----- PROVIDED DATA -----
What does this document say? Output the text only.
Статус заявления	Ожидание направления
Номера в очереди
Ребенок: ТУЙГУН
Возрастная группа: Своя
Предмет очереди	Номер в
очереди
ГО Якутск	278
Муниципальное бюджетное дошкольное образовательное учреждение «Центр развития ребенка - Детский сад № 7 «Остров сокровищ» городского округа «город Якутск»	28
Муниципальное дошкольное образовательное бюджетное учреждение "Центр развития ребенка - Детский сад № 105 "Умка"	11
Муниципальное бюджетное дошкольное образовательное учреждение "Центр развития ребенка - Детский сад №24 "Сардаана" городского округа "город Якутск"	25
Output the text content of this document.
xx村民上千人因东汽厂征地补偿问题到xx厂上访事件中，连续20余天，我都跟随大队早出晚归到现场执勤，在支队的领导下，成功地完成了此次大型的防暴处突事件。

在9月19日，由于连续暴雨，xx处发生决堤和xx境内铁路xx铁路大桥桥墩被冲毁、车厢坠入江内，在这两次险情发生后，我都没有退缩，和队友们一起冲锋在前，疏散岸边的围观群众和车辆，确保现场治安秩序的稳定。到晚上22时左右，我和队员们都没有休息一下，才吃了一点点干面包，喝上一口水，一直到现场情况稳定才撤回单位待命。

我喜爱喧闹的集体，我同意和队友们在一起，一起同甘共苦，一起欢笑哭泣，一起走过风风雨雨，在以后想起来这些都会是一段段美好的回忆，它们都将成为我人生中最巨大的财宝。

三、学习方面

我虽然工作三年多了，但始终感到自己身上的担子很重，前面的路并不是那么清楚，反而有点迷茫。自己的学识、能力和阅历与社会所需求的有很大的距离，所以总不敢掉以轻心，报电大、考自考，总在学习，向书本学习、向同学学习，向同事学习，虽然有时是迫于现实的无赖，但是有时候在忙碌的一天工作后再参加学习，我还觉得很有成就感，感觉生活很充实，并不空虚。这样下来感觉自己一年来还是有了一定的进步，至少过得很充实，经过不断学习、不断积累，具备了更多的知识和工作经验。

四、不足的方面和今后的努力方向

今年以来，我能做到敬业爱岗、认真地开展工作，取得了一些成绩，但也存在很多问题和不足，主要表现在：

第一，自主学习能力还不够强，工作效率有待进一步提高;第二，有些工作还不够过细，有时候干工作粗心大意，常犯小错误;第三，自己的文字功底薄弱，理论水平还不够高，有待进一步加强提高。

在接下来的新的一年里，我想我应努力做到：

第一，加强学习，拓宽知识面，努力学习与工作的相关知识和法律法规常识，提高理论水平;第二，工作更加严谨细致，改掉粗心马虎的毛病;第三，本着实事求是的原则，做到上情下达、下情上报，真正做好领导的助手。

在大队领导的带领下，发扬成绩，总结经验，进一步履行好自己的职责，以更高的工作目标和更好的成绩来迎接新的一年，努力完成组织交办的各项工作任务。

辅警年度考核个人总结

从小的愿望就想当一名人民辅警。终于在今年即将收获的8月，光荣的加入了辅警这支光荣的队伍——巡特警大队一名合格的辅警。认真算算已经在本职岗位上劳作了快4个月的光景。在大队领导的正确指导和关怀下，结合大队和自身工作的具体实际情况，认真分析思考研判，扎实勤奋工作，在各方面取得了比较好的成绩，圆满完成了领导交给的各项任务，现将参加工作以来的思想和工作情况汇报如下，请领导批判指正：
-----
◆ **PROBLEM TO SOLVE**: Please reproduce the entire listing, exactly as shown.

◆ **EXPECTED ANSWER**:
What does this document say? Output the text only.
Статус заявления	Ожидание направления
Номера в очереди
Ребенок: ТУЙГУН
Возрастная группа: Своя
Предмет очереди	Номер в
очереди
ГО Якутск	278
Муниципальное бюджетное дошкольное образовательное учреждение «Центр развития ребенка - Детский сад № 7 «Остров сокровищ» городского округа «город Якутск»	28
Муниципальное дошкольное образовательное бюджетное учреждение "Центр развития ребенка - Детский сад № 105 "Умка"	11
Муниципальное бюджетное дошкольное образовательное учреждение "Центр развития ребенка - Детский сад №24 "Сардаана" городского округа "город Якутск"	25
Output the text content of this document.
xx村民上千人因东汽厂征地补偿问题到xx厂上访事件中，连续20余天，我都跟随大队早出晚归到现场执勤，在支队的领导下，成功地完成了此次大型的防暴处突事件。

在9月19日，由于连续暴雨，xx处发生决堤和xx境内铁路xx铁路大桥桥墩被冲毁、车厢坠入江内，在这两次险情发生后，我都没有退缩，和队友们一起冲锋在前，疏散岸边的围观群众和车辆，确保现场治安秩序的稳定。到晚上22时左右，我和队员们都没有休息一下，才吃了一点点干面包，喝上一口水，一直到现场情况稳定才撤回单位待命。

我喜爱喧闹的集体，我同意和队友们在一起，一起同甘共苦，一起欢笑哭泣，一起走过风风雨雨，在以后想起来这些都会是一段段美好的回忆，它们都将成为我人生中最巨大的财宝。

三、学习方面

我虽然工作三年多了，但始终感到自己身上的担子很重，前面的路并不是那么清楚，反而有点迷茫。自己的学识、能力和阅历与社会所需求的有很大的距离，所以总不敢掉以轻心，报电大、考自考，总在学习，向书本学习、向同学学习，向同事学习，虽然有时是迫于现实的无赖，但是有时候在忙碌的一天工作后再参加学习，我还觉得很有成就感，感觉生活很充实，并不空虚。这样下来感觉自己一年来还是有了一定的进步，至少过得很充实，经过不断学习、不断积累，具备了更多的知识和工作经验。

四、不足的方面和今后的努力方向

今年以来，我能做到敬业爱岗、认真地开展工作，取得了一些成绩，但也存在很多问题和不足，主要表现在：

第一，自主学习能力还不够强，工作效率有待进一步提高;第二，有些工作还不够过细，有时候干工作粗心大意，常犯小错误;第三，自己的文字功底薄弱，理论水平还不够高，有待进一步加强提高。

在接下来的新的一年里，我想我应努力做到：

第一，加强学习，拓宽知识面，努力学习与工作的相关知识和法律法规常识，提高理论水平;第二，工作更加严谨细致，改掉粗心马虎的毛病;第三，本着实事求是的原则，做到上情下达、下情上报，真正做好领导的助手。

在大队领导的带领下，发扬成绩，总结经验，进一步履行好自己的职责，以更高的工作目标和更好的成绩来迎接新的一年，努力完成组织交办的各项工作任务。

辅警年度考核个人总结

从小的愿望就想当一名人民辅警。终于在今年即将收获的8月，光荣的加入了辅警这支光荣的队伍——巡特警大队一名合格的辅警。认真算算已经在本职岗位上劳作了快4个月的光景。在大队领导的正确指导和关怀下，结合大队和自身工作的具体实际情况，认真分析思考研判，扎实勤奋工作，在各方面取得了比较好的成绩，圆满完成了领导交给的各项任务，现将参加工作以来的思想和工作情况汇报如下，请领导批判指正：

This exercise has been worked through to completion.